GIVEN EXERCISE: Pick out each line of the records in which the word "ylabel" appears.

── WORKING DATA

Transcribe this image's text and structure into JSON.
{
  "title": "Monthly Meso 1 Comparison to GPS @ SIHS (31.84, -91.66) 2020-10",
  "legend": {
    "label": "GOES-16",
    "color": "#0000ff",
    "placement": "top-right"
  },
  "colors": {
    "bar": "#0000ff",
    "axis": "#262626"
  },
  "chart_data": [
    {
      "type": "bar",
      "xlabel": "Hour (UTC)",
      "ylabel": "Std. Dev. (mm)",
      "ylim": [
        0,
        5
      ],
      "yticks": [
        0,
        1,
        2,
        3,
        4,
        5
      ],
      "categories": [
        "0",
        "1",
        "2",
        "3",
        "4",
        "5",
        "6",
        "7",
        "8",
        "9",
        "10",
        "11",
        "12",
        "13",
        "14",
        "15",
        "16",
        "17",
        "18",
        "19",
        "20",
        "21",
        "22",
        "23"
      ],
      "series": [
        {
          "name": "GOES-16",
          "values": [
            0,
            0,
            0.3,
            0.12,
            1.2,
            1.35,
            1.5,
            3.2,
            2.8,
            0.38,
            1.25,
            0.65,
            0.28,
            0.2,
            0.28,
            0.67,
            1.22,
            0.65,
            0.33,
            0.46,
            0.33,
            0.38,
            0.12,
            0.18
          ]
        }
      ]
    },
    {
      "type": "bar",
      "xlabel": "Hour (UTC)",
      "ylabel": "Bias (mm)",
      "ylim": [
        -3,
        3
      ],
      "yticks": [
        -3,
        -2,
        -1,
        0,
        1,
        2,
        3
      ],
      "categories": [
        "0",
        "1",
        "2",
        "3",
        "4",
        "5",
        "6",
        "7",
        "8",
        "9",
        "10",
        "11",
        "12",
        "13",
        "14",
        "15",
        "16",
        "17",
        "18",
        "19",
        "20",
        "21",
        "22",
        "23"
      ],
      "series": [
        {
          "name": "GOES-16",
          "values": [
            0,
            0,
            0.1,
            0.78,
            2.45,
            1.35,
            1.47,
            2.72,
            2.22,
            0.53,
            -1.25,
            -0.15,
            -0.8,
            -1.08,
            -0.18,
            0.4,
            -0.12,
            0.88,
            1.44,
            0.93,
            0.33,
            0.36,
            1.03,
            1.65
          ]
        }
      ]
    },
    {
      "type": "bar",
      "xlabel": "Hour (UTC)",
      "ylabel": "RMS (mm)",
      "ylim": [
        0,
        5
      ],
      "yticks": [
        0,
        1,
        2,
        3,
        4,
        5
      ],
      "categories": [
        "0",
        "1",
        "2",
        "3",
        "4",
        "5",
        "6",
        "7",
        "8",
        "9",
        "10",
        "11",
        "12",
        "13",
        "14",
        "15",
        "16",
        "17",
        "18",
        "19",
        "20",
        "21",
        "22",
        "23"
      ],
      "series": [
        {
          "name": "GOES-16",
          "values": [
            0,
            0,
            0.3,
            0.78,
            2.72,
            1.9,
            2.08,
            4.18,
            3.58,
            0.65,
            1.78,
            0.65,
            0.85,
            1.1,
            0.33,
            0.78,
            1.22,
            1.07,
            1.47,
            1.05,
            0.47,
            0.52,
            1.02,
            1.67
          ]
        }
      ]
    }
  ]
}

────

CORRECT RESPONSE:
      "ylabel": "Std. Dev. (mm)",
      "ylabel": "Bias (mm)",
      "ylabel": "RMS (mm)",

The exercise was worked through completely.